Data extracted from a collection
++++
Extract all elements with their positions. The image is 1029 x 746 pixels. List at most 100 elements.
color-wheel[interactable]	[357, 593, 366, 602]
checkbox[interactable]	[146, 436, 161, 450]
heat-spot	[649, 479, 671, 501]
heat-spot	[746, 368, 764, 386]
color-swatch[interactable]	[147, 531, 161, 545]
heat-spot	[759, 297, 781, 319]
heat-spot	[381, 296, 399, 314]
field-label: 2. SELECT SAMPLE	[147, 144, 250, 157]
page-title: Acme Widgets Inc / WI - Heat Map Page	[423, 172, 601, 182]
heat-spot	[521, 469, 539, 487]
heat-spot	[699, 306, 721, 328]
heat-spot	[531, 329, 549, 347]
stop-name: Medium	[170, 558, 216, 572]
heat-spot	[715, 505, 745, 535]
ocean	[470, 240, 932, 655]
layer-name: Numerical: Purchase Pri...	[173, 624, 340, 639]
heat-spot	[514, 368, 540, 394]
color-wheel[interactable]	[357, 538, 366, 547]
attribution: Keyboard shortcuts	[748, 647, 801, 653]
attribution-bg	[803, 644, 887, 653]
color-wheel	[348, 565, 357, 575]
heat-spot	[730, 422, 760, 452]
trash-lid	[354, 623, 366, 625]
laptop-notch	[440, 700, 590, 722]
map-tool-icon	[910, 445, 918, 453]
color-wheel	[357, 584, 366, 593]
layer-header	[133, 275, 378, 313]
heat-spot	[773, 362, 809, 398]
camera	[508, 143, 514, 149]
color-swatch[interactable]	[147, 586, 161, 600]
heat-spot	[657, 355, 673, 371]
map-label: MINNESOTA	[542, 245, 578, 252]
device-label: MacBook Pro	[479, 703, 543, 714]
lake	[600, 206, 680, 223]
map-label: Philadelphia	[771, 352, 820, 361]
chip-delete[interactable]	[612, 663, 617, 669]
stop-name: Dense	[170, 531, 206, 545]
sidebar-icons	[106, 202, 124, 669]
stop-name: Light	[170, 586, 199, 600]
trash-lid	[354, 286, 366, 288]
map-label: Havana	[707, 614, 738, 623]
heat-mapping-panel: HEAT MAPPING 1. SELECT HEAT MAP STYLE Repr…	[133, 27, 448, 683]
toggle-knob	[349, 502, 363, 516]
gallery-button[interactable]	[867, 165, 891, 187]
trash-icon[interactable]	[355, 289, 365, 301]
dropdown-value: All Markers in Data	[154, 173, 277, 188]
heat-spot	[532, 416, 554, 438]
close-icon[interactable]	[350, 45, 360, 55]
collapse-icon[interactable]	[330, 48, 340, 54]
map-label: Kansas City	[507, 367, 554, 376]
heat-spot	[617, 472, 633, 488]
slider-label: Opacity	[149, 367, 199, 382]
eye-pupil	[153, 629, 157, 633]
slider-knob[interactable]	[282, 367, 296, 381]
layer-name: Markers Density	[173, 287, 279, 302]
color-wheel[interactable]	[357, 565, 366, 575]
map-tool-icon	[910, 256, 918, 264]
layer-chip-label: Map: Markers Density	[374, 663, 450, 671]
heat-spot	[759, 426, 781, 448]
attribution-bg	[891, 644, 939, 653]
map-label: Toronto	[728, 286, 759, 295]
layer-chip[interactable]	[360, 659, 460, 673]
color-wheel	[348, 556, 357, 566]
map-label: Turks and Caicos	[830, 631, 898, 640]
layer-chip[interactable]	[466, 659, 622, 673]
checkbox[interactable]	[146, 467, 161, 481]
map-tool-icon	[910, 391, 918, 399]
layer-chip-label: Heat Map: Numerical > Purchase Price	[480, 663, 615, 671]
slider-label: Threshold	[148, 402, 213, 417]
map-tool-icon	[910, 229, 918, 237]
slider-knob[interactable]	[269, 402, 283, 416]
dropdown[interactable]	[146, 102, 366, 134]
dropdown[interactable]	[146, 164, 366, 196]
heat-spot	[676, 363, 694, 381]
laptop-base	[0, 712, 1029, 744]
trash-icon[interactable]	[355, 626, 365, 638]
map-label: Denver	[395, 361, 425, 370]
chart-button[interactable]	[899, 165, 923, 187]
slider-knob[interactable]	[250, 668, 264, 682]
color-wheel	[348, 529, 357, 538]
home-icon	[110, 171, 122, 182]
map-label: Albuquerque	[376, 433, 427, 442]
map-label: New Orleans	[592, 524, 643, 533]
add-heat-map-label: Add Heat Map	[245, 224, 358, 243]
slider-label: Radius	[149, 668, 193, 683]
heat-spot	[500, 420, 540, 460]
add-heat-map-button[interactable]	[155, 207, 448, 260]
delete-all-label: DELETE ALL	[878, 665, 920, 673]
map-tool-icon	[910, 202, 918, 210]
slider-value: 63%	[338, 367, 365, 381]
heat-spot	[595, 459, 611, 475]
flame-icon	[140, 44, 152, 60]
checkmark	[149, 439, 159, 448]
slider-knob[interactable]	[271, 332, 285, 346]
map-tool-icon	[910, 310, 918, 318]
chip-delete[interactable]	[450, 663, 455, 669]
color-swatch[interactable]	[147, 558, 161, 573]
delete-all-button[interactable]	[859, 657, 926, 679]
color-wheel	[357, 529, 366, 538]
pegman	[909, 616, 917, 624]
++++
=== Task instructions ===
Copy every line of the data above without changing anything.

=== Answer below ===
Extract all elements with their positions. The image is 1029 x 746 pixels. List at most 100 elements.
color-wheel[interactable]	[357, 593, 366, 602]
checkbox[interactable]	[146, 436, 161, 450]
heat-spot	[649, 479, 671, 501]
heat-spot	[746, 368, 764, 386]
color-swatch[interactable]	[147, 531, 161, 545]
heat-spot	[759, 297, 781, 319]
heat-spot	[381, 296, 399, 314]
field-label: 2. SELECT SAMPLE	[147, 144, 250, 157]
page-title: Acme Widgets Inc / WI - Heat Map Page	[423, 172, 601, 182]
heat-spot	[521, 469, 539, 487]
heat-spot	[699, 306, 721, 328]
heat-spot	[531, 329, 549, 347]
stop-name: Medium	[170, 558, 216, 572]
heat-spot	[715, 505, 745, 535]
ocean	[470, 240, 932, 655]
layer-name: Numerical: Purchase Pri...	[173, 624, 340, 639]
heat-spot	[514, 368, 540, 394]
color-wheel[interactable]	[357, 538, 366, 547]
attribution: Keyboard shortcuts	[748, 647, 801, 653]
attribution-bg	[803, 644, 887, 653]
color-wheel	[348, 565, 357, 575]
heat-spot	[730, 422, 760, 452]
trash-lid	[354, 623, 366, 625]
laptop-notch	[440, 700, 590, 722]
map-tool-icon	[910, 445, 918, 453]
color-wheel	[357, 584, 366, 593]
layer-header	[133, 275, 378, 313]
heat-spot	[773, 362, 809, 398]
camera	[508, 143, 514, 149]
color-swatch[interactable]	[147, 586, 161, 600]
heat-spot	[657, 355, 673, 371]
map-label: MINNESOTA	[542, 245, 578, 252]
device-label: MacBook Pro	[479, 703, 543, 714]
lake	[600, 206, 680, 223]
map-label: Philadelphia	[771, 352, 820, 361]
chip-delete[interactable]	[612, 663, 617, 669]
stop-name: Dense	[170, 531, 206, 545]
sidebar-icons	[106, 202, 124, 669]
stop-name: Light	[170, 586, 199, 600]
trash-lid	[354, 286, 366, 288]
map-label: Havana	[707, 614, 738, 623]
heat-mapping-panel: HEAT MAPPING 1. SELECT HEAT MAP STYLE Repr…	[133, 27, 448, 683]
toggle-knob	[349, 502, 363, 516]
gallery-button[interactable]	[867, 165, 891, 187]
trash-icon[interactable]	[355, 289, 365, 301]
dropdown-value: All Markers in Data	[154, 173, 277, 188]
heat-spot	[532, 416, 554, 438]
close-icon[interactable]	[350, 45, 360, 55]
collapse-icon[interactable]	[330, 48, 340, 54]
map-label: Kansas City	[507, 367, 554, 376]
heat-spot	[617, 472, 633, 488]
slider-label: Opacity	[149, 367, 199, 382]
eye-pupil	[153, 629, 157, 633]
slider-knob[interactable]	[282, 367, 296, 381]
layer-name: Markers Density	[173, 287, 279, 302]
color-wheel[interactable]	[357, 565, 366, 575]
map-tool-icon	[910, 256, 918, 264]
layer-chip-label: Map: Markers Density	[374, 663, 450, 671]
heat-spot	[759, 426, 781, 448]
attribution-bg	[891, 644, 939, 653]
map-label: Toronto	[728, 286, 759, 295]
layer-chip[interactable]	[360, 659, 460, 673]
color-wheel	[348, 556, 357, 566]
map-label: Turks and Caicos	[830, 631, 898, 640]
layer-chip[interactable]	[466, 659, 622, 673]
checkbox[interactable]	[146, 467, 161, 481]
map-tool-icon	[910, 391, 918, 399]
layer-chip-label: Heat Map: Numerical > Purchase Price	[480, 663, 615, 671]
slider-label: Threshold	[148, 402, 213, 417]
map-tool-icon	[910, 229, 918, 237]
slider-knob[interactable]	[269, 402, 283, 416]
dropdown[interactable]	[146, 102, 366, 134]
dropdown[interactable]	[146, 164, 366, 196]
heat-spot	[676, 363, 694, 381]
laptop-base	[0, 712, 1029, 744]
trash-icon[interactable]	[355, 626, 365, 638]
map-label: Denver	[395, 361, 425, 370]
chart-button[interactable]	[899, 165, 923, 187]
slider-knob[interactable]	[250, 668, 264, 682]
color-wheel	[348, 529, 357, 538]
home-icon	[110, 171, 122, 182]
map-label: Albuquerque	[376, 433, 427, 442]
map-label: New Orleans	[592, 524, 643, 533]
add-heat-map-label: Add Heat Map	[245, 224, 358, 243]
slider-label: Radius	[149, 668, 193, 683]
heat-spot	[500, 420, 540, 460]
add-heat-map-button[interactable]	[155, 207, 448, 260]
delete-all-label: DELETE ALL	[878, 665, 920, 673]
map-tool-icon	[910, 202, 918, 210]
slider-value: 63%	[338, 367, 365, 381]
heat-spot	[595, 459, 611, 475]
flame-icon	[140, 44, 152, 60]
checkmark	[149, 439, 159, 448]
slider-knob[interactable]	[271, 332, 285, 346]
map-tool-icon	[910, 310, 918, 318]
chip-delete[interactable]	[450, 663, 455, 669]
color-swatch[interactable]	[147, 558, 161, 573]
delete-all-button[interactable]	[859, 657, 926, 679]
color-wheel	[357, 529, 366, 538]
pegman	[909, 616, 917, 624]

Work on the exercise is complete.